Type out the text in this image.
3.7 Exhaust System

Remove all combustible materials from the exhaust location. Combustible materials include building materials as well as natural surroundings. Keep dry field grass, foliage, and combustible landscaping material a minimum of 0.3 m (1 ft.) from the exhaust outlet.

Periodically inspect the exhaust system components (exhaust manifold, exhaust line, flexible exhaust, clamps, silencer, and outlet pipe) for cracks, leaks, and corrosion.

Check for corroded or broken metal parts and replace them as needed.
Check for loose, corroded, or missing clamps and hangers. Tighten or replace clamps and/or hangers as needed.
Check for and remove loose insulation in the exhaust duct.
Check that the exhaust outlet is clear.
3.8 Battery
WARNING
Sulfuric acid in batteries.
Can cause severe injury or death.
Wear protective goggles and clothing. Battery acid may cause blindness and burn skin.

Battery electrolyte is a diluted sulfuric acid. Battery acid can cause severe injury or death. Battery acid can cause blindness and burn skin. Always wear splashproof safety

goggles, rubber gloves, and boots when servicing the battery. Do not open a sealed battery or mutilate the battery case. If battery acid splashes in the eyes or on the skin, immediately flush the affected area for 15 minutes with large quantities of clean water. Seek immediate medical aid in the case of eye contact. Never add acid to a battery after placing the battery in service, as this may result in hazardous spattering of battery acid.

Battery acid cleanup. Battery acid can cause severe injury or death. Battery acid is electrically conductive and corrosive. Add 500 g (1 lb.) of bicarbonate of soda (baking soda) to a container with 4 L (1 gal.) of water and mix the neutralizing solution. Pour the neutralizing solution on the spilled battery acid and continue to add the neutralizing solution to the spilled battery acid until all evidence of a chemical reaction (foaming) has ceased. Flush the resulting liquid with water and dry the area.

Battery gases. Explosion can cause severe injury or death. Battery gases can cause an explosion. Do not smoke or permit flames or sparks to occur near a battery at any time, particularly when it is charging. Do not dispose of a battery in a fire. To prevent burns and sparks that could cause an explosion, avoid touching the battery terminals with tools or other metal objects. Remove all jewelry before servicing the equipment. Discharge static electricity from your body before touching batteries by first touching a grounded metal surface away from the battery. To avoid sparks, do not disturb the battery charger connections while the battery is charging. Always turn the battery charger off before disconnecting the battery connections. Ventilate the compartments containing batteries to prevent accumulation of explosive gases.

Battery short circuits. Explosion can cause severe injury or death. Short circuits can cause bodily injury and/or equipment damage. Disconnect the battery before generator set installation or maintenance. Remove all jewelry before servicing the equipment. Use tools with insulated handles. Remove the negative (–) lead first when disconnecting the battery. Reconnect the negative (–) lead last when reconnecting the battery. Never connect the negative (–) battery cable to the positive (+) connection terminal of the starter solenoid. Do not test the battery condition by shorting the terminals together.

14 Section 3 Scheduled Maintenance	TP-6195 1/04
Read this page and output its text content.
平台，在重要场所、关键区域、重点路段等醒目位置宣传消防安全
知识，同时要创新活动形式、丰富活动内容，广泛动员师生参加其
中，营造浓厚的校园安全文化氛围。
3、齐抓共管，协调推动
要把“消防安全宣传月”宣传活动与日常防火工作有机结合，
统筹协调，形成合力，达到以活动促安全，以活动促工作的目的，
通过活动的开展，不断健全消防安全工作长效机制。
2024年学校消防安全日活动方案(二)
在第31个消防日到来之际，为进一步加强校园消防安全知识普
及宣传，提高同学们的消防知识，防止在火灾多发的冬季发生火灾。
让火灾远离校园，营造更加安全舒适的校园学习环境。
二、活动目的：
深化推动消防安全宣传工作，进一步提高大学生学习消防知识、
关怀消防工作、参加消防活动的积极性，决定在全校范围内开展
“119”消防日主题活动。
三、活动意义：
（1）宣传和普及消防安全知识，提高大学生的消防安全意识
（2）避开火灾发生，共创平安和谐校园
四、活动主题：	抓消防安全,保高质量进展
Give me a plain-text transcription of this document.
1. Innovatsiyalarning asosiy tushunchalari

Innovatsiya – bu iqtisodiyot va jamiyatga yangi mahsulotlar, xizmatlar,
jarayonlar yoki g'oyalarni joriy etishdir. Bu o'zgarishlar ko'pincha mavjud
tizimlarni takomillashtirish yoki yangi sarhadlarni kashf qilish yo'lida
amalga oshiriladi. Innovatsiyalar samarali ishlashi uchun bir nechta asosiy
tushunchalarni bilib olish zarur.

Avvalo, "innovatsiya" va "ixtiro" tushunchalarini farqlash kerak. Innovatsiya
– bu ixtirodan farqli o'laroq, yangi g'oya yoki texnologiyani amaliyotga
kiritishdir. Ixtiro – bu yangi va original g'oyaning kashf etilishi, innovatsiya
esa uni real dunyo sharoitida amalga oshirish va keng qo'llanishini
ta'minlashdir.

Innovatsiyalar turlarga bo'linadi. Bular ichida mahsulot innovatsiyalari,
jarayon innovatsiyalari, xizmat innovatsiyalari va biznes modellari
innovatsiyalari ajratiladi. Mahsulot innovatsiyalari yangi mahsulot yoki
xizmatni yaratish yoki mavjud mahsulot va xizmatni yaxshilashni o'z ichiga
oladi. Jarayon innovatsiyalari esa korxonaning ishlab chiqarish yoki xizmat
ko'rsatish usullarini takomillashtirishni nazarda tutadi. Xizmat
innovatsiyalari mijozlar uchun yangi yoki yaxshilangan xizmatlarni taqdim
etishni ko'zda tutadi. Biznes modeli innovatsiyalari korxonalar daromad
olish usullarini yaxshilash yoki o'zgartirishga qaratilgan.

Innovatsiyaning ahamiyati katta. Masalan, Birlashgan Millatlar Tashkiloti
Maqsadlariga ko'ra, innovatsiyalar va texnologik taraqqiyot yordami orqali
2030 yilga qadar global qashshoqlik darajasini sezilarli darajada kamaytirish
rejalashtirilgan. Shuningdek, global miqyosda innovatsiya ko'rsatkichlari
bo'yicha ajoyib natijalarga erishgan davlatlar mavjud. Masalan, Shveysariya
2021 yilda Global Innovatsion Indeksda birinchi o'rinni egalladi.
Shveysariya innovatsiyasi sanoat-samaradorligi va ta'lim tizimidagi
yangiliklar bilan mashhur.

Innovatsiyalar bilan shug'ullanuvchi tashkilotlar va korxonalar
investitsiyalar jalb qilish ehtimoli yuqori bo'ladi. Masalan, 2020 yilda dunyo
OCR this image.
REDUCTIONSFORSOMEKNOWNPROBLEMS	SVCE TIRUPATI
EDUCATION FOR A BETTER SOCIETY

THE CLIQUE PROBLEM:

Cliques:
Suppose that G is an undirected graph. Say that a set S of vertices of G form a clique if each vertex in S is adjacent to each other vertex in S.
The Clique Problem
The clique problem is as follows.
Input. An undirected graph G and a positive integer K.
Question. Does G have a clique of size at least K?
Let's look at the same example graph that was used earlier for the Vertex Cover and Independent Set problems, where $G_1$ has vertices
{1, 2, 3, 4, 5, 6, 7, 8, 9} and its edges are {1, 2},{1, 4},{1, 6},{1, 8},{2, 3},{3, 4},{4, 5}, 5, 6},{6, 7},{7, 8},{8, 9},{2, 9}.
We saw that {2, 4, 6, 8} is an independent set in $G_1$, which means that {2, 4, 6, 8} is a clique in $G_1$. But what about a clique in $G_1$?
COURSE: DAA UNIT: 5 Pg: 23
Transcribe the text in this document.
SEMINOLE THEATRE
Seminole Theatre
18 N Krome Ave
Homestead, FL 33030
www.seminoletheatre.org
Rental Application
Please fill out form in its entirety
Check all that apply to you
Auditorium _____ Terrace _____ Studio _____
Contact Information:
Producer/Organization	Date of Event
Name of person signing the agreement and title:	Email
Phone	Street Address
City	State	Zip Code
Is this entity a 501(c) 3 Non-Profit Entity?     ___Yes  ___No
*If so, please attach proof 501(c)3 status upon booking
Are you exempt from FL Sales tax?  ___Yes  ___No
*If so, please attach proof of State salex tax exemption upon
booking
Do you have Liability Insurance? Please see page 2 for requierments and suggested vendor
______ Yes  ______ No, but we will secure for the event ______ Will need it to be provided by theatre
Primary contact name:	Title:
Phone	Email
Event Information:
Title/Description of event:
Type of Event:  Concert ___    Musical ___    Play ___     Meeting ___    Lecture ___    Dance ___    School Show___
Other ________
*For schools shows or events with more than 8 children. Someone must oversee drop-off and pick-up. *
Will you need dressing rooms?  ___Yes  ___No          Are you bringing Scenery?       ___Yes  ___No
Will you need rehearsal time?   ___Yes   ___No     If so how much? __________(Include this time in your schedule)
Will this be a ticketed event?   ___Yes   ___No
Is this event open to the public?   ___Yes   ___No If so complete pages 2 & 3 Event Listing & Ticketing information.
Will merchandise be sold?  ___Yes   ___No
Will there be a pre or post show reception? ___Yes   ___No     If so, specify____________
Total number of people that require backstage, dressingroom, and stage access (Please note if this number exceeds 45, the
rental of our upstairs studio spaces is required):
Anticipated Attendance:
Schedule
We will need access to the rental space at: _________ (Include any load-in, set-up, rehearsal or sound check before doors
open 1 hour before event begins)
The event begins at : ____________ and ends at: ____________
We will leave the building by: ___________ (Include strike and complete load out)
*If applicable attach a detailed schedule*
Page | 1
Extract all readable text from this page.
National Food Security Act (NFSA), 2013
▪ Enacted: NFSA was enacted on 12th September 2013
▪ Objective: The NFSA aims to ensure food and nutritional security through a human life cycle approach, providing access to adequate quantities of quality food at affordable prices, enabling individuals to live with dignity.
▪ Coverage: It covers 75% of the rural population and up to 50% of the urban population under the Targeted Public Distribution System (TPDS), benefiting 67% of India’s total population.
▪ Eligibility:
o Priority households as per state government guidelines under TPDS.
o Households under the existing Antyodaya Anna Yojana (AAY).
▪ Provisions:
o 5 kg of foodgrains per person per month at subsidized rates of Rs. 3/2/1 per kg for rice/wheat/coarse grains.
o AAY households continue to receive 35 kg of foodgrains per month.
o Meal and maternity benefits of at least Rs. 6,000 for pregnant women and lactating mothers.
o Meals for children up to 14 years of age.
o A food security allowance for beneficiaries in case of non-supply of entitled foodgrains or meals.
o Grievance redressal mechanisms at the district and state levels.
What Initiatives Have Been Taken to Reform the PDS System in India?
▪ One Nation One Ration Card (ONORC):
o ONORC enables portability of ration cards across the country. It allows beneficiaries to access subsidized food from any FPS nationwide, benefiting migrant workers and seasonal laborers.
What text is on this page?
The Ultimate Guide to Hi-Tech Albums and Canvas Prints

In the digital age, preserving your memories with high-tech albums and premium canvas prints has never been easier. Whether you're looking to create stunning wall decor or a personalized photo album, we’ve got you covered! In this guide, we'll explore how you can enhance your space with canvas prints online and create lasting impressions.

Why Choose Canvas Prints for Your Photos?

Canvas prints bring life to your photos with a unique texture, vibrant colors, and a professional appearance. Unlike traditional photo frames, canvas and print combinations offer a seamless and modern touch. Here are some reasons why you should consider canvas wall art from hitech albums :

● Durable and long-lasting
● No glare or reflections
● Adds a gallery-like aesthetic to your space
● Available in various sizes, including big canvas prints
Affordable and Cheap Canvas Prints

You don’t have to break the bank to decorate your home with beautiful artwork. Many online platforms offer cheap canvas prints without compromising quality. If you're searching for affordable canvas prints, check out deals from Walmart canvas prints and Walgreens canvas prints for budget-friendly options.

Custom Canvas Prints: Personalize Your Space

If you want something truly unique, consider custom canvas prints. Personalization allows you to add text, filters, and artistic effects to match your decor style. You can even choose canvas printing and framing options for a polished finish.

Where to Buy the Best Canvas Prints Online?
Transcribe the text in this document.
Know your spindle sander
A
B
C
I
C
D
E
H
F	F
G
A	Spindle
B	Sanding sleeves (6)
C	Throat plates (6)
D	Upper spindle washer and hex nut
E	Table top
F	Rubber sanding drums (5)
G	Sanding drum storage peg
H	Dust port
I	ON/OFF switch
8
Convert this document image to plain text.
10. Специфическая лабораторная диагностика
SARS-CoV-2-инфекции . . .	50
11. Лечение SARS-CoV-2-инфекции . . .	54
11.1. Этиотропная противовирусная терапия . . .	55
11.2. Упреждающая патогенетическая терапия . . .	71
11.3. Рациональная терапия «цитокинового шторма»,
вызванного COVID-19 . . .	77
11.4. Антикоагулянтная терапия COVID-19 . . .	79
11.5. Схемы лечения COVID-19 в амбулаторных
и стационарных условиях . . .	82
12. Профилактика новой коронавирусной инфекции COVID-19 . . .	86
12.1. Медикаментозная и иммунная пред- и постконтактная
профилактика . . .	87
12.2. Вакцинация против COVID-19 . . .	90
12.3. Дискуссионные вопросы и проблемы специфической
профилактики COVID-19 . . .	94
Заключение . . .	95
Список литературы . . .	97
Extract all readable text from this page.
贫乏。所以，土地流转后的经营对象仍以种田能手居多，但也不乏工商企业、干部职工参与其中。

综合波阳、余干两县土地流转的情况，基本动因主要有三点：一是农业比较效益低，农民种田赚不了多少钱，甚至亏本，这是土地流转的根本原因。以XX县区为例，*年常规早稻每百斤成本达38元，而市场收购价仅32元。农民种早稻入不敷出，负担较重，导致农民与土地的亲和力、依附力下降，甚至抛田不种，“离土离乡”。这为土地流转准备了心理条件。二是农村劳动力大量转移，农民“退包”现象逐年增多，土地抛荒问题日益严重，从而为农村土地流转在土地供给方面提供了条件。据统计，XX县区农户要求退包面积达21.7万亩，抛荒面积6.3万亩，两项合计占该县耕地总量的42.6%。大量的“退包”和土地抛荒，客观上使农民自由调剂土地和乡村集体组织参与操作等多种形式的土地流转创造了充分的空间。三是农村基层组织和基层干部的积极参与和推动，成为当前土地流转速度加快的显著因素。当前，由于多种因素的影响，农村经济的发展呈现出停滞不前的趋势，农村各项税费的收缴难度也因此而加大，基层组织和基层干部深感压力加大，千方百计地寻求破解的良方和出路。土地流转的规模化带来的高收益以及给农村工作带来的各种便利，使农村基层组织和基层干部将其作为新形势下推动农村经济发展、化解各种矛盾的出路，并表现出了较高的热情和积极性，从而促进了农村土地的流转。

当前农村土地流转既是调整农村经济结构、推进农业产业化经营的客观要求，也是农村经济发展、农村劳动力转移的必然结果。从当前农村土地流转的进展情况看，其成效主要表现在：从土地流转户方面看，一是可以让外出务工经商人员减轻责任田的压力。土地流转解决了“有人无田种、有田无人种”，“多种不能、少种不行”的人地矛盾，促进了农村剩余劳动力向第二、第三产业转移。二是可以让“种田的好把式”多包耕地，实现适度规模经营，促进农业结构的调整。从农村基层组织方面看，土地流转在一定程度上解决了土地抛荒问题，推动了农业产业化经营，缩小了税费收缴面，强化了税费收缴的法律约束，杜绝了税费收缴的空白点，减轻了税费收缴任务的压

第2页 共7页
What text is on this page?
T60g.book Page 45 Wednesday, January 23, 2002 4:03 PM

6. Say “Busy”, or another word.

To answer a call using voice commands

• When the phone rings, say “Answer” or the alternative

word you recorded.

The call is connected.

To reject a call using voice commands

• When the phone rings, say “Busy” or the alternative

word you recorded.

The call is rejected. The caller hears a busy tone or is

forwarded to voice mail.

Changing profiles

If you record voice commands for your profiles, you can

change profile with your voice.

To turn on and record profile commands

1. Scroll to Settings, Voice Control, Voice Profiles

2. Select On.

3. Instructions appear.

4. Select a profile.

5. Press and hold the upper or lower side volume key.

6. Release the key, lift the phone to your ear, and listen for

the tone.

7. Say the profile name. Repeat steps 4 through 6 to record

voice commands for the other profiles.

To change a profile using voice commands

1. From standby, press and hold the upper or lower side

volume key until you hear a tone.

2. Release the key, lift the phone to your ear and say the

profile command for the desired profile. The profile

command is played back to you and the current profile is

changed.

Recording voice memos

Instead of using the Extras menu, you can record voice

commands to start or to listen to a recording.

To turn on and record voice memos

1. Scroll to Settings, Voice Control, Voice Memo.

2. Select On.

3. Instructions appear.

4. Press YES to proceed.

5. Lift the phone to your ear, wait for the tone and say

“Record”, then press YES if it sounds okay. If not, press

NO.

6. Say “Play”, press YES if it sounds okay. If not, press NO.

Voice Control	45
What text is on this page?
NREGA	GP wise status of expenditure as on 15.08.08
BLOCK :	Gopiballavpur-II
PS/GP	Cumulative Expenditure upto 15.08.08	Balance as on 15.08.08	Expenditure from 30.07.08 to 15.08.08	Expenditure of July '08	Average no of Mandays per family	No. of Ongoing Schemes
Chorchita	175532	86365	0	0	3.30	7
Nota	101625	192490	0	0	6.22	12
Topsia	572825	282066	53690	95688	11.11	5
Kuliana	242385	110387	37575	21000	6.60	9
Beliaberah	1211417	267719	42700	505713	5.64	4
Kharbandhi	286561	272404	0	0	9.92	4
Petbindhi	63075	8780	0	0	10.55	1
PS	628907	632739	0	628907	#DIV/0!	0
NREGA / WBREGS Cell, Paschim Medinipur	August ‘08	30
::::
→ **Task instructions**
Read the entries above, then pull out the lines that include "yoki".

→ **Output below**
jarayonlar yoki g'oyalarni joriy etishdir. Bu o'zgarishlar ko'pincha mavjud
tizimlarni takomillashtirish yoki yangi sarhadlarni kashf qilish yo'lida
– bu ixtirodan farqli o'laroq, yangi g'oya yoki texnologiyani amaliyotga
innovatsiyalari ajratiladi. Mahsulot innovatsiyalari yangi mahsulot yoki
xizmatni yaratish yoki mavjud mahsulot va xizmatni yaxshilashni o'z ichiga
oladi. Jarayon innovatsiyalari esa korxonaning ishlab chiqarish yoki xizmat
innovatsiyalari mijozlar uchun yangi yoki yaxshilangan xizmatlarni taqdim
olish usullarini yaxshilash yoki o'zgartirishga qaratilgan.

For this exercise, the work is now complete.